## [WHAT THE TASK REQUIRES]
Find and return each line containing "measured".

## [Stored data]
--- begin ---

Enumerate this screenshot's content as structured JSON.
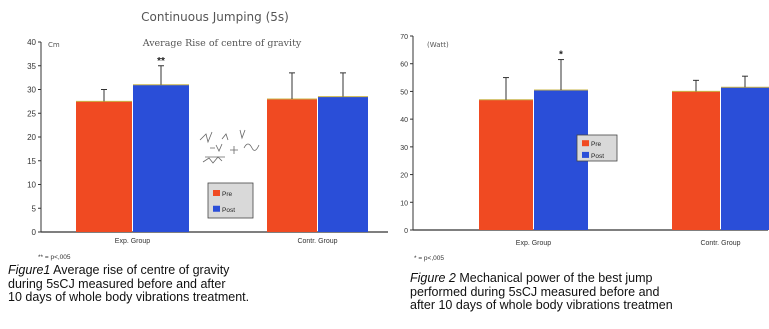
{
  "colors": {
    "pre": "#f04a22",
    "post": "#2a4ed8",
    "error": "#333333",
    "axis": "#333333",
    "legend_bg": "#d9d9d9"
  },
  "legend_labels": [
    "Pre",
    "Post"
  ],
  "captions": [
    {
      "label": "Figure1",
      "text": "  Average rise of centre of gravity\nduring 5sCJ measured before and after\n10 days of whole body vibrations treatment."
    },
    {
      "label": "Figure 2",
      "text": "  Mechanical power of the best jump\nperformed during 5sCJ measured before and\nafter 10 days of whole body vibrations treatmen"
    }
  ],
  "chart_data": [
    {
      "type": "bar",
      "title": "Continuous Jumping (5s)",
      "subtitle": "Average Rise of centre of gravity",
      "ylabel": "Cm",
      "ylim": [
        0,
        40
      ],
      "yticks": [
        0,
        5,
        10,
        15,
        20,
        25,
        30,
        35,
        40
      ],
      "categories": [
        "Exp. Group",
        "Contr. Group"
      ],
      "series": [
        {
          "name": "Pre",
          "values": [
            27.5,
            28
          ],
          "errors": [
            2.5,
            5.5
          ]
        },
        {
          "name": "Post",
          "values": [
            31,
            28.5
          ],
          "errors": [
            4,
            5
          ]
        }
      ],
      "annotations": [
        {
          "text": "**",
          "category": 0,
          "series": 1
        }
      ],
      "footnote": "** = p<,005",
      "legend_position": "center-bottom"
    },
    {
      "type": "bar",
      "ylabel": "(Watt)",
      "ylim": [
        0,
        70
      ],
      "yticks": [
        0,
        10,
        20,
        30,
        40,
        50,
        60,
        70
      ],
      "categories": [
        "Exp. Group",
        "Contr. Group"
      ],
      "series": [
        {
          "name": "Pre",
          "values": [
            47,
            50
          ],
          "errors": [
            8,
            4
          ]
        },
        {
          "name": "Post",
          "values": [
            50.5,
            51.5
          ],
          "errors": [
            11,
            4
          ]
        }
      ],
      "annotations": [
        {
          "text": "*",
          "category": 0,
          "series": 1
        }
      ],
      "footnote": "* = p<,005",
      "legend_position": "center"
    }
  ]
}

--- end ---

## [COMPLETED EXERCISE]
      "text": "  Average rise of centre of gravity\nduring 5sCJ measured before and after\n10 days of whole body vibrations treatment."
      "text": "  Mechanical power of the best jump\nperformed during 5sCJ measured before and\nafter 10 days of whole body vibrations treatmen"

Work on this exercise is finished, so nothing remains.